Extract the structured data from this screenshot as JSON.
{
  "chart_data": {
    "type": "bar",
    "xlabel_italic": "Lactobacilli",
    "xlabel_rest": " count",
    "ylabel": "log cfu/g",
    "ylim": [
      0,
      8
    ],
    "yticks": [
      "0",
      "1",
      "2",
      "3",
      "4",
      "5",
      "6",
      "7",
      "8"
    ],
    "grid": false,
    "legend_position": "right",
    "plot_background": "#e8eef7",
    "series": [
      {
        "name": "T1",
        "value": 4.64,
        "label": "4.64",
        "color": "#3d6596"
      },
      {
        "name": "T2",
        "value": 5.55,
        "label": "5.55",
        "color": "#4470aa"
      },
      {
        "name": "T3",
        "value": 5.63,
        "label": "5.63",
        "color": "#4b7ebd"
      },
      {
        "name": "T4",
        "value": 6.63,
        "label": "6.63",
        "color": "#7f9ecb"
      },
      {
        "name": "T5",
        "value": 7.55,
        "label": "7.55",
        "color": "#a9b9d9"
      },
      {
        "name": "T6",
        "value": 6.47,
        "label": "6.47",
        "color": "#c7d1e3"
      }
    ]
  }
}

+++

Directions for this task> Provide only the count of lines in the data above that include the string "name".

Reply to the exercise> 6